→ YOUR GOAL
Rewrite the listing from its first line through the line containing "table-cell: 四: [352, 788, 403, 829]", replacing "components" with "elements" and leaving everything else unchanged.

******

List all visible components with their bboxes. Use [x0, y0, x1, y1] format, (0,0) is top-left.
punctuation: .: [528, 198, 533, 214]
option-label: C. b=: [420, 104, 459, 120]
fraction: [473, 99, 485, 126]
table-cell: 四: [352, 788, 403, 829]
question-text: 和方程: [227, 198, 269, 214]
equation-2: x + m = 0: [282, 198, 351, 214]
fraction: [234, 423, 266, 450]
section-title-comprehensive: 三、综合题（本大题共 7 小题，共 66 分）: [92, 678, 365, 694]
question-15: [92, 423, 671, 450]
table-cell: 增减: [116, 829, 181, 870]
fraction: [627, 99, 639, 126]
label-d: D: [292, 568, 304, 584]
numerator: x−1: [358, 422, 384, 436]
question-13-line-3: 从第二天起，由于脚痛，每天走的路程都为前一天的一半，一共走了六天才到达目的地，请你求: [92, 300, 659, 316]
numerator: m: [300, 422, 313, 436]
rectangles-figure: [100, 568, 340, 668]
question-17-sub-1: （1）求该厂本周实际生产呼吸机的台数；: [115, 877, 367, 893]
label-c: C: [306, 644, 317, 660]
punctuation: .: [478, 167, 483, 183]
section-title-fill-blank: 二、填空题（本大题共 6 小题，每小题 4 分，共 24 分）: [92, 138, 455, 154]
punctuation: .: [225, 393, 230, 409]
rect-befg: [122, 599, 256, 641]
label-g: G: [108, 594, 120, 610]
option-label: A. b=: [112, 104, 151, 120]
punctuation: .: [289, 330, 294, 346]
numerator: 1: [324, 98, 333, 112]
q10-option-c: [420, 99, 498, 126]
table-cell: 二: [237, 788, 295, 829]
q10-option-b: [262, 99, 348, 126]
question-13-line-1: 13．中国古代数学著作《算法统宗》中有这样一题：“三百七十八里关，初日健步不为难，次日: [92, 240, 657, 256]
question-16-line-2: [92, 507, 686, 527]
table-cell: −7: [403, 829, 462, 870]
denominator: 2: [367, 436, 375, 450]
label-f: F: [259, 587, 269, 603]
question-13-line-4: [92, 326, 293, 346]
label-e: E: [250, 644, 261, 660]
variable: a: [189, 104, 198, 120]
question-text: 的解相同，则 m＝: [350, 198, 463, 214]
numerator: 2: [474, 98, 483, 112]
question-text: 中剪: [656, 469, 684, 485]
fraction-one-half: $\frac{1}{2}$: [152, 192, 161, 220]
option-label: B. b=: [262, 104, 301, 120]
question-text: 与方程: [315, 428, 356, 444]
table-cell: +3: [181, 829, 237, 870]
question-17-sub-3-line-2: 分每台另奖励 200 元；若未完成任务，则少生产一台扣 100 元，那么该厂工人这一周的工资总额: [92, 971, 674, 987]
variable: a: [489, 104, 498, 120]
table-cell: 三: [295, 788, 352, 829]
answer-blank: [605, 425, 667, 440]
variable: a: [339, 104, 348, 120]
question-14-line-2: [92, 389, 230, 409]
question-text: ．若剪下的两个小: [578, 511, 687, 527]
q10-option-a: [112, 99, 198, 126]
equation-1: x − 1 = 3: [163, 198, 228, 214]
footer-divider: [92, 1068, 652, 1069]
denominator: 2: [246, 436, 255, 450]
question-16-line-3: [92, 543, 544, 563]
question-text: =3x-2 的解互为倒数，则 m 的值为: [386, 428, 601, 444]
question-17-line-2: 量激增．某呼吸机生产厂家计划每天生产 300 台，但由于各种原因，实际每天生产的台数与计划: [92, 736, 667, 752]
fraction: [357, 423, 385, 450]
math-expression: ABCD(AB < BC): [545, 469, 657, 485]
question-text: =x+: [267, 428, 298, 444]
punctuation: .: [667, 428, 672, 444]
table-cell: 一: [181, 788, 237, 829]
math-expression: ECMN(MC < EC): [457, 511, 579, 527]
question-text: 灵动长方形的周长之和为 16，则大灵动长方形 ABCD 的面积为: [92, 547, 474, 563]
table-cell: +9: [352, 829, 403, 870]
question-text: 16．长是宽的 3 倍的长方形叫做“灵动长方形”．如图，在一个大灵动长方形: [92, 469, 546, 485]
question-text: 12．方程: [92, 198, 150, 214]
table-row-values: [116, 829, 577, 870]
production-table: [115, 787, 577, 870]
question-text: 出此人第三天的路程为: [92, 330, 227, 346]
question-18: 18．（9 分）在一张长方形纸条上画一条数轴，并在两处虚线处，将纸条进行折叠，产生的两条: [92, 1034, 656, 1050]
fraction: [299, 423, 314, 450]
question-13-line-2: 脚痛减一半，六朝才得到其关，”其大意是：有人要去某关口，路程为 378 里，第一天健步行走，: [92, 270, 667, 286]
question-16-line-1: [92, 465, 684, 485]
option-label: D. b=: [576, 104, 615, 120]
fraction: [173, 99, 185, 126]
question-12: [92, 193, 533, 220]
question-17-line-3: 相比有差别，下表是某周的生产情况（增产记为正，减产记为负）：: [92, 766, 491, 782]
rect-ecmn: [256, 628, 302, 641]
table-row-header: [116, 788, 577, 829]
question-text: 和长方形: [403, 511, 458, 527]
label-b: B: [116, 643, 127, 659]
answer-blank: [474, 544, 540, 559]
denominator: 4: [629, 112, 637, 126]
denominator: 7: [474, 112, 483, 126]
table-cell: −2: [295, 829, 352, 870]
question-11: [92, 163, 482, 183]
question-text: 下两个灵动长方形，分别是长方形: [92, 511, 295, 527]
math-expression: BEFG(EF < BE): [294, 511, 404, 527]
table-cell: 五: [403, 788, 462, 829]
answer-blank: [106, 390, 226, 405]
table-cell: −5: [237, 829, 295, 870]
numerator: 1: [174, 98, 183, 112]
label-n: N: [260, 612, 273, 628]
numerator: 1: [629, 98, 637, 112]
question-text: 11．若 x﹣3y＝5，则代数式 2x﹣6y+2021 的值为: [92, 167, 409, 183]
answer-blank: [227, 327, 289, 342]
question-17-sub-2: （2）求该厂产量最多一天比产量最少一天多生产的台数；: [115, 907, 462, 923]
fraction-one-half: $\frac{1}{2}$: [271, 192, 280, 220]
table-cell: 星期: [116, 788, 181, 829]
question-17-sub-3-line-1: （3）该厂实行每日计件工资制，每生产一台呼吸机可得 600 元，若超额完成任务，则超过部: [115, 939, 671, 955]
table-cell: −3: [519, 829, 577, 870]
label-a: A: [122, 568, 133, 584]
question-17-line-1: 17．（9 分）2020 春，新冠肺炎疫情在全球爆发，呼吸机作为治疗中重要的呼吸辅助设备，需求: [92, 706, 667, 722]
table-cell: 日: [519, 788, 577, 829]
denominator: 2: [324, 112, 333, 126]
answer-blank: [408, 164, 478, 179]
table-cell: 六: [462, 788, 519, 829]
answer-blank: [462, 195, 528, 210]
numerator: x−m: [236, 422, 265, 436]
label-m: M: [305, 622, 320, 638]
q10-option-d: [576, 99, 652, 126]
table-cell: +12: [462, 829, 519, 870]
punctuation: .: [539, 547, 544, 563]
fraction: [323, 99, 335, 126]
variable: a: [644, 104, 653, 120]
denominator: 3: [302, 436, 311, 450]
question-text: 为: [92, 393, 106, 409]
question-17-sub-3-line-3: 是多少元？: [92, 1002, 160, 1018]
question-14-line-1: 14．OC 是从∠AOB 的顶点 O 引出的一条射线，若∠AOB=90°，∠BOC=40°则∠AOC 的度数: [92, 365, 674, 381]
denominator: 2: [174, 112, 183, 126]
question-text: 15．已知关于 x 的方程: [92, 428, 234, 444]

******

→ EXERCISE ANSWER
List all visible elements with their bboxes. Use [x0, y0, x1, y1] format, (0,0) is top-left.
punctuation: .: [528, 198, 533, 214]
option-label: C. b=: [420, 104, 459, 120]
fraction: [473, 99, 485, 126]
table-cell: 四: [352, 788, 403, 829]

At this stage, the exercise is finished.